__Instructions to follow__. Identify each line below that contains the word "Badge", and copy it out.

Entries from a dataset:

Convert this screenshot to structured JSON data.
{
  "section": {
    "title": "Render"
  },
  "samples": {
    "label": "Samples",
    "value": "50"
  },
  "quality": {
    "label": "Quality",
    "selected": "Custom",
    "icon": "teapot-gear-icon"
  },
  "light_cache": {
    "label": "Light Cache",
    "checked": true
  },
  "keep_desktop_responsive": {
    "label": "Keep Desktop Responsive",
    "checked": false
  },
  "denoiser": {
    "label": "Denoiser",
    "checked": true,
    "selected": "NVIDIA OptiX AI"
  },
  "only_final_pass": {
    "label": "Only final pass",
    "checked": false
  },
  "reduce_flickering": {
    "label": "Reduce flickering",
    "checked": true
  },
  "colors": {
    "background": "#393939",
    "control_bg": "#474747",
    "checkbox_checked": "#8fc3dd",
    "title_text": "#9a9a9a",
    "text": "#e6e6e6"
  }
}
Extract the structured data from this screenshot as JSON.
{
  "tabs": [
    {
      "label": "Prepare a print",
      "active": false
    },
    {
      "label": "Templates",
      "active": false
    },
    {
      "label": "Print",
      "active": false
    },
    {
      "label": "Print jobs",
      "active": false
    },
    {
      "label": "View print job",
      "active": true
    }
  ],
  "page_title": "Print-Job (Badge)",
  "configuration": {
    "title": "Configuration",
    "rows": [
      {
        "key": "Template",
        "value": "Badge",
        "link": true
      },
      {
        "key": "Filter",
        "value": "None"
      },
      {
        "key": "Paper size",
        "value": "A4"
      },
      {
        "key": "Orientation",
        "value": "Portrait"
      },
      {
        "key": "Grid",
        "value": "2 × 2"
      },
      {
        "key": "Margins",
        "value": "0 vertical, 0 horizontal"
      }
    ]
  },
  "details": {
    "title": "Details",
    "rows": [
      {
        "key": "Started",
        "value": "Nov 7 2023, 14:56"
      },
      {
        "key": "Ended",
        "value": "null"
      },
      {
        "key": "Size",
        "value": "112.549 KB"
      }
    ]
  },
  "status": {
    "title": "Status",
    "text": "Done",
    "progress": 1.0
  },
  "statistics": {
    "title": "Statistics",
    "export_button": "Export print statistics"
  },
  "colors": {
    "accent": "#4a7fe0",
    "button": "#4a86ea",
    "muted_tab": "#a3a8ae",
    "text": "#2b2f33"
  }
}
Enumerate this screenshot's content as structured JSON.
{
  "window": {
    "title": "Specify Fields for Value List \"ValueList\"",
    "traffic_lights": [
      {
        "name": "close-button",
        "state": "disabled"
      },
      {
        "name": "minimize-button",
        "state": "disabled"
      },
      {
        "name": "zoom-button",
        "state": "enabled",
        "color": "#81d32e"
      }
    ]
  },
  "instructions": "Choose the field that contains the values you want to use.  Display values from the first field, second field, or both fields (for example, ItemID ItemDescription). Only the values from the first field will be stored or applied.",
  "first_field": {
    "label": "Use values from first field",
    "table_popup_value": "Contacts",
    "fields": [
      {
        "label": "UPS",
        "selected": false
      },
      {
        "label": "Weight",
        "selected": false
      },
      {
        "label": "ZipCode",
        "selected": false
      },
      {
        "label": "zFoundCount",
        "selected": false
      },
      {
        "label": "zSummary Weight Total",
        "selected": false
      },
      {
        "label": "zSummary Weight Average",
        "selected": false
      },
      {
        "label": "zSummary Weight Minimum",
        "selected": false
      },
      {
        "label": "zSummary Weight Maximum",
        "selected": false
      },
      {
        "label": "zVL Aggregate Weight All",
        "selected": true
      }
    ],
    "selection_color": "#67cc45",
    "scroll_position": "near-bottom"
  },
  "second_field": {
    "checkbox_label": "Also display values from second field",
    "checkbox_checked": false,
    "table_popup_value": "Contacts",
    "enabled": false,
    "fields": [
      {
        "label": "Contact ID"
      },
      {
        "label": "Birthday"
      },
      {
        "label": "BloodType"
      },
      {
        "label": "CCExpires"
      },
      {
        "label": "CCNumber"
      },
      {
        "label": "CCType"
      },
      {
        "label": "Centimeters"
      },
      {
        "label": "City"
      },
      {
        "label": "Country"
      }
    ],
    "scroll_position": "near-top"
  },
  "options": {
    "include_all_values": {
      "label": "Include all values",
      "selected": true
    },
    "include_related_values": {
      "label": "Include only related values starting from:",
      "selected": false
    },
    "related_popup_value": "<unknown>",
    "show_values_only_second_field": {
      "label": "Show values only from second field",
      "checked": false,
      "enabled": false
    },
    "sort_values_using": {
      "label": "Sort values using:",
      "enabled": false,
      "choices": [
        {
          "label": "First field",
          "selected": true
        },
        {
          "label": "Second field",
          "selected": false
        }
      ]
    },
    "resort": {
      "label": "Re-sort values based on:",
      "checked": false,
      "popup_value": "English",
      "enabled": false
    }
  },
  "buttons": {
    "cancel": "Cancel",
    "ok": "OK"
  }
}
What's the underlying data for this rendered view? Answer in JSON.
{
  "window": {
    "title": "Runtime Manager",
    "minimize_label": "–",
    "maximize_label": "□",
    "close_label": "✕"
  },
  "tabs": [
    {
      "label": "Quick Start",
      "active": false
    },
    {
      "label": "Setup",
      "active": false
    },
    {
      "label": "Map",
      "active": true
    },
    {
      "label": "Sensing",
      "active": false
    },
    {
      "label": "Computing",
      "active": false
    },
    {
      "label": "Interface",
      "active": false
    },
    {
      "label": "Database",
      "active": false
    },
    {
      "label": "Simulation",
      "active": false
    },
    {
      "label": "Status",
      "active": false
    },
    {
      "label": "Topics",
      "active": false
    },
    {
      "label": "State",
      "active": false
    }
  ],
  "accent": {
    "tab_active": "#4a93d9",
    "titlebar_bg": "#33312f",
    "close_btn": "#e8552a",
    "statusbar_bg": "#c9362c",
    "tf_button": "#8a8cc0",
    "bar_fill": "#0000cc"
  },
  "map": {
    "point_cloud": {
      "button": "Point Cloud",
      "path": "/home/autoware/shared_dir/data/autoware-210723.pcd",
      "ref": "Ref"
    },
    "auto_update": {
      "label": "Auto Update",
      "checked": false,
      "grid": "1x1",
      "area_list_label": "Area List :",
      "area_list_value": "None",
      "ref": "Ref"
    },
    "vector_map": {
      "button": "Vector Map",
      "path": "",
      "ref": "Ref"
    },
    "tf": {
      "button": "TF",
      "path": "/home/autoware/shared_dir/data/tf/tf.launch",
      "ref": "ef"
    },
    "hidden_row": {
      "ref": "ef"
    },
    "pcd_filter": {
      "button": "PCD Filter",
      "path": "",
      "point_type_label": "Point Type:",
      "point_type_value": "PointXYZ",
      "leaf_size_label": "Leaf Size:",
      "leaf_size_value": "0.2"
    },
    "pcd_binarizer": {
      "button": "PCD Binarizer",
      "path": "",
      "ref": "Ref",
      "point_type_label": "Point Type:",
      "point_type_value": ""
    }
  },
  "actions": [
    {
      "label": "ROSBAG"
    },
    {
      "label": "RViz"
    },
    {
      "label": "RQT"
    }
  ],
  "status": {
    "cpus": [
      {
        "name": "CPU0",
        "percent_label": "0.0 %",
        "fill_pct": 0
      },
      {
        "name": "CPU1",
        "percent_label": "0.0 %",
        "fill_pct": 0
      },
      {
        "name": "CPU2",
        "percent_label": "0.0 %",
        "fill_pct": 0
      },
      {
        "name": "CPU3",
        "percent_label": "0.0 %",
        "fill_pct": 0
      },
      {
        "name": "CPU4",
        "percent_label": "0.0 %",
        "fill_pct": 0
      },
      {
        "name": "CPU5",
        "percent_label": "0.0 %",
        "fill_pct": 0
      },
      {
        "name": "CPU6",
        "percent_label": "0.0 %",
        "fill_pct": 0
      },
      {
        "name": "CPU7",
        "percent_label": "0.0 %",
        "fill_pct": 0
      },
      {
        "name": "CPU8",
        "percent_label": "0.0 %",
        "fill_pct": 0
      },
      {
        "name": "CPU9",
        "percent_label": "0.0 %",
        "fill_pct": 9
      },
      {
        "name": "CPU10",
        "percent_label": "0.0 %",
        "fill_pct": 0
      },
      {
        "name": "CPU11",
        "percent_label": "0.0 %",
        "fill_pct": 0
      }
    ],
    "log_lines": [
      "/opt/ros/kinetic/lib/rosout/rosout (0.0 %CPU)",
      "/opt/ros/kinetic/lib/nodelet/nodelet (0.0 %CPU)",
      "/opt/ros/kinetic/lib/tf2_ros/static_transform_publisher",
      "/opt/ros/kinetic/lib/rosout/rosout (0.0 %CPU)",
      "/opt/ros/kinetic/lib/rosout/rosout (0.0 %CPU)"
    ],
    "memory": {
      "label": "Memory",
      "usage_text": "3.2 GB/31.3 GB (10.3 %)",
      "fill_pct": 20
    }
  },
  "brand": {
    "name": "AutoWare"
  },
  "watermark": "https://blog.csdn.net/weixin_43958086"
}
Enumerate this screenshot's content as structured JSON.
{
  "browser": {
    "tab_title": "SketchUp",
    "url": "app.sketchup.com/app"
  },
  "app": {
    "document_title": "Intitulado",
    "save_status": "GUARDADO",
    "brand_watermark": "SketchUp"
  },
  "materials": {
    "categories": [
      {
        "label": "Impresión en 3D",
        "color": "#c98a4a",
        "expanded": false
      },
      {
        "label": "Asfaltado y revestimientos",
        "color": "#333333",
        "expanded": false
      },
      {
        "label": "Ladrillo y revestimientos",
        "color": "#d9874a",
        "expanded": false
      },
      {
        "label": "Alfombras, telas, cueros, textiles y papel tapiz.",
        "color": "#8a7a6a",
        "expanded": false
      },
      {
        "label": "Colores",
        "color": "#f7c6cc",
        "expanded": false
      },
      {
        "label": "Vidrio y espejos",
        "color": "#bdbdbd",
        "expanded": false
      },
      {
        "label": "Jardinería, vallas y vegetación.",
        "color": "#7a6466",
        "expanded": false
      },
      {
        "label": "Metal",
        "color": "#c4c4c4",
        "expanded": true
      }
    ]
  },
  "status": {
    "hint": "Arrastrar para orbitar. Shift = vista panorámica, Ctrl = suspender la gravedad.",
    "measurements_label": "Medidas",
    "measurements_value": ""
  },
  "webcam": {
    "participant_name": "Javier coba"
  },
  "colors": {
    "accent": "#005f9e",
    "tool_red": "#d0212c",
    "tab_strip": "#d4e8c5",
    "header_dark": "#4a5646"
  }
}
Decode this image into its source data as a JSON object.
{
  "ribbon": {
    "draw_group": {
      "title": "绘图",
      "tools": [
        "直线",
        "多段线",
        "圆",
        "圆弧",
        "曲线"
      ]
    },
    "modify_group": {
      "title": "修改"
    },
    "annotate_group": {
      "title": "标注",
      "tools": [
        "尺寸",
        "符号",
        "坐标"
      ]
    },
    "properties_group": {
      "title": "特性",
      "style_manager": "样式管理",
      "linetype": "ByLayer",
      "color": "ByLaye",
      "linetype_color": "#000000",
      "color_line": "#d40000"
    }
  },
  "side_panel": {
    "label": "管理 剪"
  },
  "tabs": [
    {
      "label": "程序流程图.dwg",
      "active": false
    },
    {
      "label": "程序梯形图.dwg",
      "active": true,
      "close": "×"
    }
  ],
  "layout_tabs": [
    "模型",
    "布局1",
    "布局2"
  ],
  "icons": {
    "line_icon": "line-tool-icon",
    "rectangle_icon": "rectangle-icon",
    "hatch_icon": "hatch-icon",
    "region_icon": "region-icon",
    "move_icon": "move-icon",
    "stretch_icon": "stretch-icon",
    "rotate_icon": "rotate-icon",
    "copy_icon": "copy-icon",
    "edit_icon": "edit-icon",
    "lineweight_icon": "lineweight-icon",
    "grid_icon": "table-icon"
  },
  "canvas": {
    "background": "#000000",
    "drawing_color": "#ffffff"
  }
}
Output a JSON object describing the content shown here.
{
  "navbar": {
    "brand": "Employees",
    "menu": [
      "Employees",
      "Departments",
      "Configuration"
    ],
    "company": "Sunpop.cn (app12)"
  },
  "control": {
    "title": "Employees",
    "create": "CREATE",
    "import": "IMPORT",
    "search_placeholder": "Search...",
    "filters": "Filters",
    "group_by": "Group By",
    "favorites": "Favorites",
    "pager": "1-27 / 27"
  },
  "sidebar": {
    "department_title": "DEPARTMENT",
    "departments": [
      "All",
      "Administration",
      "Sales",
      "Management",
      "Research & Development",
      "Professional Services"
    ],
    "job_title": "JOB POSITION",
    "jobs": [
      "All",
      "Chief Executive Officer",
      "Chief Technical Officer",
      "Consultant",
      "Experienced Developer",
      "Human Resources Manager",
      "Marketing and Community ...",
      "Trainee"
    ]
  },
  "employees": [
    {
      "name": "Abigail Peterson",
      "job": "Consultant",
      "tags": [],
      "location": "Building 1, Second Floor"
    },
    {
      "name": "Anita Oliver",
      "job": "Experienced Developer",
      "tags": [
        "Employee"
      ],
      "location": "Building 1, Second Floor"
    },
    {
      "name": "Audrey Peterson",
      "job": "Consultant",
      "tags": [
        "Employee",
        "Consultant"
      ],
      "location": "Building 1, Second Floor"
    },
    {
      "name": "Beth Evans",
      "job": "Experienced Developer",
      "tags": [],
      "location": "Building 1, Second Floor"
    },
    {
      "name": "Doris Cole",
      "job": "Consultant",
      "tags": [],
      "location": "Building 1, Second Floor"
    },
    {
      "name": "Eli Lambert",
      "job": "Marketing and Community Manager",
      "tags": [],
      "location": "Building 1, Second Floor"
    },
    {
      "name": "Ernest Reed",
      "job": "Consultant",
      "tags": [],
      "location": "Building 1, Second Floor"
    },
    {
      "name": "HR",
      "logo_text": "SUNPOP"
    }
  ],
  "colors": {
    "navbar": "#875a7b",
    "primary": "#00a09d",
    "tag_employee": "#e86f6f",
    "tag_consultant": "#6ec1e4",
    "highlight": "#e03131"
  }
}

__Exercise response__.
  "page_title": "Print-Job (Badge)",
        "value": "Badge",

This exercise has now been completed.